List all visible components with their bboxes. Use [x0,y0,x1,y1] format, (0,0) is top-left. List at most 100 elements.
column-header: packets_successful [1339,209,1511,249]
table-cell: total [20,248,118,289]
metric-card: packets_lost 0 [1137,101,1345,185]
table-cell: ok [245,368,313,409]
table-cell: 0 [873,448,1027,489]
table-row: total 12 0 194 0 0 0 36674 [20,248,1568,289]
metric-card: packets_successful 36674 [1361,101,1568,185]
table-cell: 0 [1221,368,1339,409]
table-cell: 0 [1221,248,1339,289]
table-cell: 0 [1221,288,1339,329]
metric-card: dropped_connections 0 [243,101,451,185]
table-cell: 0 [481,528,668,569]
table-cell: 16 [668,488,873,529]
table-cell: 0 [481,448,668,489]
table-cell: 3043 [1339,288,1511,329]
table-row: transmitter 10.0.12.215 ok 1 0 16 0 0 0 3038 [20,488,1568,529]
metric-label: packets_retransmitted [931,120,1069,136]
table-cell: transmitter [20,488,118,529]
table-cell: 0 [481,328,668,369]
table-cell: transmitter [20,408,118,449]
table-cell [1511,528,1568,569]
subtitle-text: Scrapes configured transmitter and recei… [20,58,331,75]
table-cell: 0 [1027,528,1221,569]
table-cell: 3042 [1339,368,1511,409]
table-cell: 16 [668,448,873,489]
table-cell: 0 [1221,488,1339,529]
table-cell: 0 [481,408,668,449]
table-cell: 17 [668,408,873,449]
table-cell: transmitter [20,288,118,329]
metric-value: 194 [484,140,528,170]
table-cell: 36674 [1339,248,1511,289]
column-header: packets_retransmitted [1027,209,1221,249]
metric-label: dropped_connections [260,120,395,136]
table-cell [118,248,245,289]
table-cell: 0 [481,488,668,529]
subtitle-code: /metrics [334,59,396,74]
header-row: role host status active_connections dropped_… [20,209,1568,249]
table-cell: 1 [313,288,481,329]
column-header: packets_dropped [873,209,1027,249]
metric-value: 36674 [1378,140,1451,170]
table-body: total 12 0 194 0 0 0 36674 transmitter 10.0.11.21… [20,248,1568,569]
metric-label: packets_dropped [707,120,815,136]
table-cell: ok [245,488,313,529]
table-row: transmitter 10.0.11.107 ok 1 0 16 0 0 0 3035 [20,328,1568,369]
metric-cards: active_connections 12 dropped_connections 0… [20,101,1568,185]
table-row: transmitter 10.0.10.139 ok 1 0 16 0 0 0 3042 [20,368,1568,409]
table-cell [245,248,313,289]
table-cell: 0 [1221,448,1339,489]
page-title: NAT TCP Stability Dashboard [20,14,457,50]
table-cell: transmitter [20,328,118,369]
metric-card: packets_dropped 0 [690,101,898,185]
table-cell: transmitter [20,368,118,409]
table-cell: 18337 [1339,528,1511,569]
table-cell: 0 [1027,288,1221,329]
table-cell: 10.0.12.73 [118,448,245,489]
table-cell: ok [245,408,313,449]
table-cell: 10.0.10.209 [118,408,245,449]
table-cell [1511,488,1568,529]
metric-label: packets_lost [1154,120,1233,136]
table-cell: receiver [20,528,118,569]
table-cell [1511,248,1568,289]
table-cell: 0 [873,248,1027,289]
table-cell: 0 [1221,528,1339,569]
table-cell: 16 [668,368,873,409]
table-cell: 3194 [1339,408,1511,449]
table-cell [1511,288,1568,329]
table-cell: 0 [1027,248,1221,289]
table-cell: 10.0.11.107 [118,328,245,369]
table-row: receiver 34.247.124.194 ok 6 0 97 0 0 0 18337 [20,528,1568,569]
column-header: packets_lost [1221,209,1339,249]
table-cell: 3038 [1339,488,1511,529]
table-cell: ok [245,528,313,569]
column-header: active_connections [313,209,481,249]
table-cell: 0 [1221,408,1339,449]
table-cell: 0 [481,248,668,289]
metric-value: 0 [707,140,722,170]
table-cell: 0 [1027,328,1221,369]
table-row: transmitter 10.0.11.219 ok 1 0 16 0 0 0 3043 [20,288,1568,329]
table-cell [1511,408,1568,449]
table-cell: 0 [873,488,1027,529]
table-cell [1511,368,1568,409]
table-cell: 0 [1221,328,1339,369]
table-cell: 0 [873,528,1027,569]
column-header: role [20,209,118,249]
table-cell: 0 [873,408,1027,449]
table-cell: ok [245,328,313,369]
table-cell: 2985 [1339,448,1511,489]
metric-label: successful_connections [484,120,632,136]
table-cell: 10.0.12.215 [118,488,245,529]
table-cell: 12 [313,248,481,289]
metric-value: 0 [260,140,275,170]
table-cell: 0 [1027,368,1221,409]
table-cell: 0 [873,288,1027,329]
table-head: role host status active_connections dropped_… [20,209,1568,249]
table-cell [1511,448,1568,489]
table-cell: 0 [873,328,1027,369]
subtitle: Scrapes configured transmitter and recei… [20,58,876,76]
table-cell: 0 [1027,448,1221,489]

◇ ◇ ◇ ◇ ◇ ◇ ◇

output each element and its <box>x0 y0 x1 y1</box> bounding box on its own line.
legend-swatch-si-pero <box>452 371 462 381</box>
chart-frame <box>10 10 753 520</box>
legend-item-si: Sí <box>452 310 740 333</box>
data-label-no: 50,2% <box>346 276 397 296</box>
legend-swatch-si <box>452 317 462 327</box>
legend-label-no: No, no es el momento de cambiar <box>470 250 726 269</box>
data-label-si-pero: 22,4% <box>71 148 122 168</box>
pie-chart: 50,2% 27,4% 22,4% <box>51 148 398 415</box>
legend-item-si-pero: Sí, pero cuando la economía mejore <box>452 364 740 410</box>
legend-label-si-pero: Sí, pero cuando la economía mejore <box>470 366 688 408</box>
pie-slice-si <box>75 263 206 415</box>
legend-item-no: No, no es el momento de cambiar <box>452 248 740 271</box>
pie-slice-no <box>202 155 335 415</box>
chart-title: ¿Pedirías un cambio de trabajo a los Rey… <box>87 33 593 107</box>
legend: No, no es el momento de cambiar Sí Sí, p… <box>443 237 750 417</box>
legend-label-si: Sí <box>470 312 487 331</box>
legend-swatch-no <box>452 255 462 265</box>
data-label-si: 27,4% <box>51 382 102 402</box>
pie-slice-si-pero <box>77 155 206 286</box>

◇ ◇ ◇ ◇ ◇ ◇ ◇

» WHAT THE TASK ASKS: Could you copy out the data above verbatim, beginning at the line that contains "List all visible" and stopping after the line that contains "metric-value: 36674 [1378,140,1451,170]"?

» COMPLETE OUTPUT:
List all visible components with their bboxes. Use [x0,y0,x1,y1] format, (0,0) is top-left. List at most 100 elements.
column-header: packets_successful [1339,209,1511,249]
table-cell: total [20,248,118,289]
metric-card: packets_lost 0 [1137,101,1345,185]
table-cell: ok [245,368,313,409]
table-cell: 0 [873,448,1027,489]
table-row: total 12 0 194 0 0 0 36674 [20,248,1568,289]
metric-card: packets_successful 36674 [1361,101,1568,185]
table-cell: 0 [1221,368,1339,409]
table-cell: 0 [1221,248,1339,289]
table-cell: 0 [1221,288,1339,329]
metric-card: dropped_connections 0 [243,101,451,185]
table-cell: 0 [481,528,668,569]
table-cell: 16 [668,488,873,529]
table-cell: 0 [481,448,668,489]
table-cell: 3043 [1339,288,1511,329]
table-row: transmitter 10.0.12.215 ok 1 0 16 0 0 0 3038 [20,488,1568,529]
metric-label: packets_retransmitted [931,120,1069,136]
table-cell: transmitter [20,488,118,529]
table-cell: 0 [481,328,668,369]
table-cell: transmitter [20,408,118,449]
table-cell [1511,528,1568,569]
subtitle-text: Scrapes configured transmitter and recei… [20,58,331,75]
table-cell: 0 [1027,528,1221,569]
table-cell: 3042 [1339,368,1511,409]
table-cell: 16 [668,448,873,489]
table-cell: 0 [1221,488,1339,529]
table-cell: 0 [481,408,668,449]
table-cell: 17 [668,408,873,449]
table-cell: transmitter [20,288,118,329]
metric-value: 194 [484,140,528,170]
table-cell: 36674 [1339,248,1511,289]
column-header: packets_retransmitted [1027,209,1221,249]
metric-label: dropped_connections [260,120,395,136]
table-cell [118,248,245,289]
table-cell: 0 [481,488,668,529]
subtitle-code: /metrics [334,59,396,74]
header-row: role host status active_connections dropped_… [20,209,1568,249]
table-cell: 1 [313,288,481,329]
column-header: packets_dropped [873,209,1027,249]
metric-value: 36674 [1378,140,1451,170]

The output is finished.